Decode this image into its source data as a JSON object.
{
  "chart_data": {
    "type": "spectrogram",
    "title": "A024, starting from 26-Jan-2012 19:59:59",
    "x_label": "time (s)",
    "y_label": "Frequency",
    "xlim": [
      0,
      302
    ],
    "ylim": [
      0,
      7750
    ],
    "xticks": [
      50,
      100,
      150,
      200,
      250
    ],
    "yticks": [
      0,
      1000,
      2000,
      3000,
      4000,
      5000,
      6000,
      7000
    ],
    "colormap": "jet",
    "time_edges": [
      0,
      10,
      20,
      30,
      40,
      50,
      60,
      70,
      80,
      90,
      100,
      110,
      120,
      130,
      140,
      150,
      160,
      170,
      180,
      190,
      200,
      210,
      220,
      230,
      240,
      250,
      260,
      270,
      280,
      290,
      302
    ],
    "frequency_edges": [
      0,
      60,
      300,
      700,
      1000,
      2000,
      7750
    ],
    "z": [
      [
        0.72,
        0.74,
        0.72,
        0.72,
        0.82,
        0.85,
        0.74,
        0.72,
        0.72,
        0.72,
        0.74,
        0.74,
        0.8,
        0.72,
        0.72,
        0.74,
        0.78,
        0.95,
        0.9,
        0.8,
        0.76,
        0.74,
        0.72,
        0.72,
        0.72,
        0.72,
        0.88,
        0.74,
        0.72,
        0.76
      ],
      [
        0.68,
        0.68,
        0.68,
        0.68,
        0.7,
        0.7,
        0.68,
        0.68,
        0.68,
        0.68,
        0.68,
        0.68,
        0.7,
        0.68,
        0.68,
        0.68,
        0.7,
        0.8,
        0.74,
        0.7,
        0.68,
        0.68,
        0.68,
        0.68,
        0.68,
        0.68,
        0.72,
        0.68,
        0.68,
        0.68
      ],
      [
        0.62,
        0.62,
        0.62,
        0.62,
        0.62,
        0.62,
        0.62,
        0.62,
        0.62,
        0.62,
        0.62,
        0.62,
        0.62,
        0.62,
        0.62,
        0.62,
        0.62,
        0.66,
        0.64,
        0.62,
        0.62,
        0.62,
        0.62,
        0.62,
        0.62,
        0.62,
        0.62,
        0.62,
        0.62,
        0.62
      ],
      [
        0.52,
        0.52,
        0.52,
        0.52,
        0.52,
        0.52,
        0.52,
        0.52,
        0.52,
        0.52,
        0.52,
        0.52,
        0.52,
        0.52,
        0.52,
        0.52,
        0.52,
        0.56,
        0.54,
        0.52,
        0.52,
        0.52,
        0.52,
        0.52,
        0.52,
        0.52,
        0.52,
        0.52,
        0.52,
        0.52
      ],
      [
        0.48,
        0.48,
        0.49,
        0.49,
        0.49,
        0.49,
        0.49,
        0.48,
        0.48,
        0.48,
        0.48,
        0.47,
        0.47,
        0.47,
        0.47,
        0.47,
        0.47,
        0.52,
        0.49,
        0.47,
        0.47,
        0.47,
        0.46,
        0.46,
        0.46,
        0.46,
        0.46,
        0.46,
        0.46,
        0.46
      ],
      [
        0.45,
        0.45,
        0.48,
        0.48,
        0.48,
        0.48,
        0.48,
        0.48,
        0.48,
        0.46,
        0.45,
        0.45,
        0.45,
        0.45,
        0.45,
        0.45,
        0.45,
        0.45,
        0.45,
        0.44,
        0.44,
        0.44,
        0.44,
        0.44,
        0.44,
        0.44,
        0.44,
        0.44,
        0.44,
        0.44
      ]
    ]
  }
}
==========
▶ _TASK OBJECTIVE_
Output every entry shown above, exactly.

▶ _THE SOLUTION_
Decode this image into its source data as a JSON object.
{
  "chart_data": {
    "type": "spectrogram",
    "title": "A024, starting from 26-Jan-2012 19:59:59",
    "x_label": "time (s)",
    "y_label": "Frequency",
    "xlim": [
      0,
      302
    ],
    "ylim": [
      0,
      7750
    ],
    "xticks": [
      50,
      100,
      150,
      200,
      250
    ],
    "yticks": [
      0,
      1000,
      2000,
      3000,
      4000,
      5000,
      6000,
      7000
    ],
    "colormap": "jet",
    "time_edges": [
      0,
      10,
      20,
      30,
      40,
      50,
      60,
      70,
      80,
      90,
      100,
      110,
      120,
      130,
      140,
      150,
      160,
      170,
      180,
      190,
      200,
      210,
      220,
      230,
      240,
      250,
      260,
      270,
      280,
      290,
      302
    ],
    "frequency_edges": [
      0,
      60,
      300,
      700,
      1000,
      2000,
      7750
    ],
    "z": [
      [
        0.72,
        0.74,
        0.72,
        0.72,
        0.82,
        0.85,
        0.74,
        0.72,
        0.72,
        0.72,
        0.74,
        0.74,
        0.8,
        0.72,
        0.72,
        0.74,
        0.78,
        0.95,
        0.9,
        0.8,
        0.76,
        0.74,
        0.72,
        0.72,
        0.72,
        0.72,
        0.88,
        0.74,
        0.72,
        0.76
      ],
      [
        0.68,
        0.68,
        0.68,
        0.68,
        0.7,
        0.7,
        0.68,
        0.68,
        0.68,
        0.68,
        0.68,
        0.68,
        0.7,
        0.68,
        0.68,
        0.68,
        0.7,
        0.8,
        0.74,
        0.7,
        0.68,
        0.68,
        0.68,
        0.68,
        0.68,
        0.68,
        0.72,
        0.68,
        0.68,
        0.68
      ],
      [
        0.62,
        0.62,
        0.62,
        0.62,
        0.62,
        0.62,
        0.62,
        0.62,
        0.62,
        0.62,
        0.62,
        0.62,
        0.62,
        0.62,
        0.62,
        0.62,
        0.62,
        0.66,
        0.64,
        0.62,
        0.62,
        0.62,
        0.62,
        0.62,
        0.62,
        0.62,
        0.62,
        0.62,
        0.62,
        0.62
      ],
      [
        0.52,
        0.52,
        0.52,
        0.52,
        0.52,
        0.52,
        0.52,
        0.52,
        0.52,
        0.52,
        0.52,
        0.52,
        0.52,
        0.52,
        0.52,
        0.52,
        0.52,
        0.56,
        0.54,
        0.52,
        0.52,
        0.52,
        0.52,
        0.52,
        0.52,
        0.52,
        0.52,
        0.52,
        0.52,
        0.52
      ],
      [
        0.48,
        0.48,
        0.49,
        0.49,
        0.49,
        0.49,
        0.49,
        0.48,
        0.48,
        0.48,
        0.48,
        0.47,
        0.47,
        0.47,
        0.47,
        0.47,
        0.47,
        0.52,
        0.49,
        0.47,
        0.47,
        0.47,
        0.46,
        0.46,
        0.46,
        0.46,
        0.46,
        0.46,
        0.46,
        0.46
      ],
      [
        0.45,
        0.45,
        0.48,
        0.48,
        0.48,
        0.48,
        0.48,
        0.48,
        0.48,
        0.46,
        0.45,
        0.45,
        0.45,
        0.45,
        0.45,
        0.45,
        0.45,
        0.45,
        0.45,
        0.44,
        0.44,
        0.44,
        0.44,
        0.44,
        0.44,
        0.44,
        0.44,
        0.44,
        0.44,
        0.44
      ]
    ]
  }
}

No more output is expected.